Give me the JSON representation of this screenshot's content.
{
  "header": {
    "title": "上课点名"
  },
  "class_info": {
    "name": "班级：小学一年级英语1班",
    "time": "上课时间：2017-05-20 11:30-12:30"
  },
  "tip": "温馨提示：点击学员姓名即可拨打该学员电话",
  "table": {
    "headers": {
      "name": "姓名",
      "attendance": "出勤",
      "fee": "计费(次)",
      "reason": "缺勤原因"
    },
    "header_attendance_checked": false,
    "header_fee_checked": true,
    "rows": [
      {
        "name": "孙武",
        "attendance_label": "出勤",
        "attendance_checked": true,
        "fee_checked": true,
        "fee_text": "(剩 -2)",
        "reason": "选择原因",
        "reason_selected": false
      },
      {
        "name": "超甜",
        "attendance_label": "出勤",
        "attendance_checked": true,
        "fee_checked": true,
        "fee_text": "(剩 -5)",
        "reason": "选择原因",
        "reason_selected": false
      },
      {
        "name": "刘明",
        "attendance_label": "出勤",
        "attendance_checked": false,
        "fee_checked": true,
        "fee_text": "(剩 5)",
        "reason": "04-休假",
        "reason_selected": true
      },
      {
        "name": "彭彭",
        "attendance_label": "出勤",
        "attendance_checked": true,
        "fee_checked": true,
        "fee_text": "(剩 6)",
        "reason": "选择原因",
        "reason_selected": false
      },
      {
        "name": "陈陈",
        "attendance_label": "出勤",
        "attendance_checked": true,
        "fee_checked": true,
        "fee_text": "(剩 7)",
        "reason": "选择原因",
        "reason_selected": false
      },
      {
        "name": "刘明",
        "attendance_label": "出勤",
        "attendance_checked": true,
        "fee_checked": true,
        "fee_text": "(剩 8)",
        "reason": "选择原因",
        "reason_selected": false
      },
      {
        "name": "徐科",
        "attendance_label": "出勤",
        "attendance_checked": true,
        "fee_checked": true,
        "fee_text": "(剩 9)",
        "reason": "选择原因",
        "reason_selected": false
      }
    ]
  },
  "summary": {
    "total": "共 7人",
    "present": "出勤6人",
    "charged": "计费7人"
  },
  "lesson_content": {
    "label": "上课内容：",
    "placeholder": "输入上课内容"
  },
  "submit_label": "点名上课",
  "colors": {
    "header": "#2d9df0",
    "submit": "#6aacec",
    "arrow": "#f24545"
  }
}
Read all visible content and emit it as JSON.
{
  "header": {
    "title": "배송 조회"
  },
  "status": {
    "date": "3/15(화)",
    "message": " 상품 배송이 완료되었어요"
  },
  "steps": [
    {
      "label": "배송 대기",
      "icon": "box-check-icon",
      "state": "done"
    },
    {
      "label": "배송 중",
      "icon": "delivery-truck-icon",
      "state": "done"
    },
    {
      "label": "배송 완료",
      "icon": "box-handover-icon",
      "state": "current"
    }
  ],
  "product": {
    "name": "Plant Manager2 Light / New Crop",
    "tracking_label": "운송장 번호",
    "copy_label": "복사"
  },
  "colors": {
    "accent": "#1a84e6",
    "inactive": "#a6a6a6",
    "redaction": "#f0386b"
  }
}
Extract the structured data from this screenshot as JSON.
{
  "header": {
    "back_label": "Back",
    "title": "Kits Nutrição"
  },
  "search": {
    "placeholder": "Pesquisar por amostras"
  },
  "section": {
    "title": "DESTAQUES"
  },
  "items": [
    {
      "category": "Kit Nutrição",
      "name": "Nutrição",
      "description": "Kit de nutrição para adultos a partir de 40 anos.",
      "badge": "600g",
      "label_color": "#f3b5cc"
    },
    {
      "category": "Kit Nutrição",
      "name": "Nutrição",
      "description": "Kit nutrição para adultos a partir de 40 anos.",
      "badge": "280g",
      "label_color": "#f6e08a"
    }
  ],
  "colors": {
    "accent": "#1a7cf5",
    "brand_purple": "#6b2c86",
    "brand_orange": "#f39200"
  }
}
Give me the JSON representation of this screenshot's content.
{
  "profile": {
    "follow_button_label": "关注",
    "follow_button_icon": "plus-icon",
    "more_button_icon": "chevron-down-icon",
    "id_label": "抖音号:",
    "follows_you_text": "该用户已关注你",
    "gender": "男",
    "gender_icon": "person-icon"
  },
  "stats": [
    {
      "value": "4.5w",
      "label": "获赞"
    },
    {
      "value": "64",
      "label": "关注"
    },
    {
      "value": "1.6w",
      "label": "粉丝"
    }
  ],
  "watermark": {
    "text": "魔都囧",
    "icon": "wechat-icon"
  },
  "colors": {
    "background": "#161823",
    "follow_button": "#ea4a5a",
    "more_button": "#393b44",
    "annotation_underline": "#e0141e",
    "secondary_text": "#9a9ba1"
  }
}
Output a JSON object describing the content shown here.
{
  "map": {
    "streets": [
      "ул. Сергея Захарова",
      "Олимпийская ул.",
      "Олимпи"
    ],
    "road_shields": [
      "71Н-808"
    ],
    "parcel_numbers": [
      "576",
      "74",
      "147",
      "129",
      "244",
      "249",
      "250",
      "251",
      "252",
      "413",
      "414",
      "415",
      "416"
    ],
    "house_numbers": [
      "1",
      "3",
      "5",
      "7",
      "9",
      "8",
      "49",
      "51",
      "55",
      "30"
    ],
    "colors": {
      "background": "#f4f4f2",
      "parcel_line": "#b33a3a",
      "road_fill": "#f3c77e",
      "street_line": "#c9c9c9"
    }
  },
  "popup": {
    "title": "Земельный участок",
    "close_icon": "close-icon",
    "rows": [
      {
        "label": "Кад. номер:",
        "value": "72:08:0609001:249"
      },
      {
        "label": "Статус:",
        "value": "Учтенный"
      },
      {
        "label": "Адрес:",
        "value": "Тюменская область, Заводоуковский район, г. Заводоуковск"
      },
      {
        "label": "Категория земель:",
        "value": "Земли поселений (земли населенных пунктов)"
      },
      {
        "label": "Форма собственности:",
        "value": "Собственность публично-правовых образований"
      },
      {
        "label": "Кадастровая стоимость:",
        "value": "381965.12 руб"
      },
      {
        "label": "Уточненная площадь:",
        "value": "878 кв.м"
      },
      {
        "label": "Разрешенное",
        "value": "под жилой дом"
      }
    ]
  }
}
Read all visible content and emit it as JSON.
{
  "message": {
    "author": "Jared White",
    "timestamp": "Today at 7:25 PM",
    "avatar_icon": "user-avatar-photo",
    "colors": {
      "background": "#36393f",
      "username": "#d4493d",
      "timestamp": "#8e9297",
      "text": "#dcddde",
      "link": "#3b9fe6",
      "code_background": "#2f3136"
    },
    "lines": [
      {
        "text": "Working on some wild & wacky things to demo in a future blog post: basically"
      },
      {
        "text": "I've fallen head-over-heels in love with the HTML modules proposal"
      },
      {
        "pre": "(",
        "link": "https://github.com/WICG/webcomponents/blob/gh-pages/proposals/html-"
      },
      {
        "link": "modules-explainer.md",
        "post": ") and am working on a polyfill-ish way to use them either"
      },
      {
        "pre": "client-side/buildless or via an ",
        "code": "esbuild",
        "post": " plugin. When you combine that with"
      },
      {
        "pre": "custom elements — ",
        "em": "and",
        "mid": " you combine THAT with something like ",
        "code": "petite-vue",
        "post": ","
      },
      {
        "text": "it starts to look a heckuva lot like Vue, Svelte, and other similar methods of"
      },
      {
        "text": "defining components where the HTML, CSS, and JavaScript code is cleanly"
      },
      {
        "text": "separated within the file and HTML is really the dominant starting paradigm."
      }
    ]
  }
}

# # #

**Exercise objective**
Word for word, write out the data.

**Solution for this exercise**
Give me the JSON representation of this screenshot's content.
{
  "header": {
    "title": "上课点名"
  },
  "class_info": {
    "name": "班级：小学一年级英语1班",
    "time": "上课时间：2017-05-20 11:30-12:30"
  },
  "tip": "温馨提示：点击学员姓名即可拨打该学员电话",
  "table": {
    "headers": {
      "name": "姓名",
      "attendance": "出勤",
      "fee": "计费(次)",
      "reason": "缺勤原因"
    },
    "header_attendance_checked": false,
    "header_fee_checked": true,
    "rows": [
      {
        "name": "孙武",
        "attendance_label": "出勤",
        "attendance_checked": true,
        "fee_checked": true,
        "fee_text": "(剩 -2)",
        "reason": "选择原因",
        "reason_selected": false
      },
      {
        "name": "超甜",
        "attendance_label": "出勤",
        "attendance_checked": true,
        "fee_checked": true,
        "fee_text": "(剩 -5)",
        "reason": "选择原因",
        "reason_selected": false
      },
      {
        "name": "刘明",
        "attendance_label": "出勤",
        "attendance_checked": false,
        "fee_checked": true,
        "fee_text": "(剩 5)",
        "reason": "04-休假",
        "reason_selected": true
      },
      {
        "name": "彭彭",
        "attendance_label": "出勤",
        "attendance_checked": true,
        "fee_checked": true,
        "fee_text": "(剩 6)",
        "reason": "选择原因",
        "reason_selected": false
      },
      {
        "name": "陈陈",
        "attendance_label": "出勤",
        "attendance_checked": true,
        "fee_checked": true,
        "fee_text": "(剩 7)",
        "reason": "选择原因",
        "reason_selected": false
      },
      {
        "name": "刘明",
        "attendance_label": "出勤",
        "attendance_checked": true,
        "fee_checked": true,
        "fee_text": "(剩 8)",
        "reason": "选择原因",
        "reason_selected": false
      },
      {
        "name": "徐科",
        "attendance_label": "出勤",
        "attendance_checked": true,
        "fee_checked": true,
        "fee_text": "(剩 9)",
        "reason": "选择原因",
        "reason_selected": false
      }
    ]
  },
  "summary": {
    "total": "共 7人",
    "present": "出勤6人",
    "charged": "计费7人"
  },
  "lesson_content": {
    "label": "上课内容：",
    "placeholder": "输入上课内容"
  },
  "submit_label": "点名上课",
  "colors": {
    "header": "#2d9df0",
    "submit": "#6aacec",
    "arrow": "#f24545"
  }
}
Read all visible content and emit it as JSON.
{
  "header": {
    "title": "배송 조회"
  },
  "status": {
    "date": "3/15(화)",
    "message": " 상품 배송이 완료되었어요"
  },
  "steps": [
    {
      "label": "배송 대기",
      "icon": "box-check-icon",
      "state": "done"
    },
    {
      "label": "배송 중",
      "icon": "delivery-truck-icon",
      "state": "done"
    },
    {
      "label": "배송 완료",
      "icon": "box-handover-icon",
      "state": "current"
    }
  ],
  "product": {
    "name": "Plant Manager2 Light / New Crop",
    "tracking_label": "운송장 번호",
    "copy_label": "복사"
  },
  "colors": {
    "accent": "#1a84e6",
    "inactive": "#a6a6a6",
    "redaction": "#f0386b"
  }
}
Extract the structured data from this screenshot as JSON.
{
  "header": {
    "back_label": "Back",
    "title": "Kits Nutrição"
  },
  "search": {
    "placeholder": "Pesquisar por amostras"
  },
  "section": {
    "title": "DESTAQUES"
  },
  "items": [
    {
      "category": "Kit Nutrição",
      "name": "Nutrição",
      "description": "Kit de nutrição para adultos a partir de 40 anos.",
      "badge": "600g",
      "label_color": "#f3b5cc"
    },
    {
      "category": "Kit Nutrição",
      "name": "Nutrição",
      "description": "Kit nutrição para adultos a partir de 40 anos.",
      "badge": "280g",
      "label_color": "#f6e08a"
    }
  ],
  "colors": {
    "accent": "#1a7cf5",
    "brand_purple": "#6b2c86",
    "brand_orange": "#f39200"
  }
}
Give me the JSON representation of this screenshot's content.
{
  "profile": {
    "follow_button_label": "关注",
    "follow_button_icon": "plus-icon",
    "more_button_icon": "chevron-down-icon",
    "id_label": "抖音号:",
    "follows_you_text": "该用户已关注你",
    "gender": "男",
    "gender_icon": "person-icon"
  },
  "stats": [
    {
      "value": "4.5w",
      "label": "获赞"
    },
    {
      "value": "64",
      "label": "关注"
    },
    {
      "value": "1.6w",
      "label": "粉丝"
    }
  ],
  "watermark": {
    "text": "魔都囧",
    "icon": "wechat-icon"
  },
  "colors": {
    "background": "#161823",
    "follow_button": "#ea4a5a",
    "more_button": "#393b44",
    "annotation_underline": "#e0141e",
    "secondary_text": "#9a9ba1"
  }
}
Output a JSON object describing the content shown here.
{
  "map": {
    "streets": [
      "ул. Сергея Захарова",
      "Олимпийская ул.",
      "Олимпи"
    ],
    "road_shields": [
      "71Н-808"
    ],
    "parcel_numbers": [
      "576",
      "74",
      "147",
      "129",
      "244",
      "249",
      "250",
      "251",
      "252",
      "413",
      "414",
      "415",
      "416"
    ],
    "house_numbers": [
      "1",
      "3",
      "5",
      "7",
      "9",
      "8",
      "49",
      "51",
      "55",
      "30"
    ],
    "colors": {
      "background": "#f4f4f2",
      "parcel_line": "#b33a3a",
      "road_fill": "#f3c77e",
      "street_line": "#c9c9c9"
    }
  },
  "popup": {
    "title": "Земельный участок",
    "close_icon": "close-icon",
    "rows": [
      {
        "label": "Кад. номер:",
        "value": "72:08:0609001:249"
      },
      {
        "label": "Статус:",
        "value": "Учтенный"
      },
      {
        "label": "Адрес:",
        "value": "Тюменская область, Заводоуковский район, г. Заводоуковск"
      },
      {
        "label": "Категория земель:",
        "value": "Земли поселений (земли населенных пунктов)"
      },
      {
        "label": "Форма собственности:",
        "value": "Собственность публично-правовых образований"
      },
      {
        "label": "Кадастровая стоимость:",
        "value": "381965.12 руб"
      },
      {
        "label": "Уточненная площадь:",
        "value": "878 кв.м"
      },
      {
        "label": "Разрешенное",
        "value": "под жилой дом"
      }
    ]
  }
}
Read all visible content and emit it as JSON.
{
  "message": {
    "author": "Jared White",
    "timestamp": "Today at 7:25 PM",
    "avatar_icon": "user-avatar-photo",
    "colors": {
      "background": "#36393f",
      "username": "#d4493d",
      "timestamp": "#8e9297",
      "text": "#dcddde",
      "link": "#3b9fe6",
      "code_background": "#2f3136"
    },
    "lines": [
      {
        "text": "Working on some wild & wacky things to demo in a future blog post: basically"
      },
      {
        "text": "I've fallen head-over-heels in love with the HTML modules proposal"
      },
      {
        "pre": "(",
        "link": "https://github.com/WICG/webcomponents/blob/gh-pages/proposals/html-"
      },
      {
        "link": "modules-explainer.md",
        "post": ") and am working on a polyfill-ish way to use them either"
      },
      {
        "pre": "client-side/buildless or via an ",
        "code": "esbuild",
        "post": " plugin. When you combine that with"
      },
      {
        "pre": "custom elements — ",
        "em": "and",
        "mid": " you combine THAT with something like ",
        "code": "petite-vue",
        "post": ","
      },
      {
        "text": "it starts to look a heckuva lot like Vue, Svelte, and other similar methods of"
      },
      {
        "text": "defining components where the HTML, CSS, and JavaScript code is cleanly"
      },
      {
        "text": "separated within the file and HTML is really the dominant starting paradigm."
      }
    ]
  }
}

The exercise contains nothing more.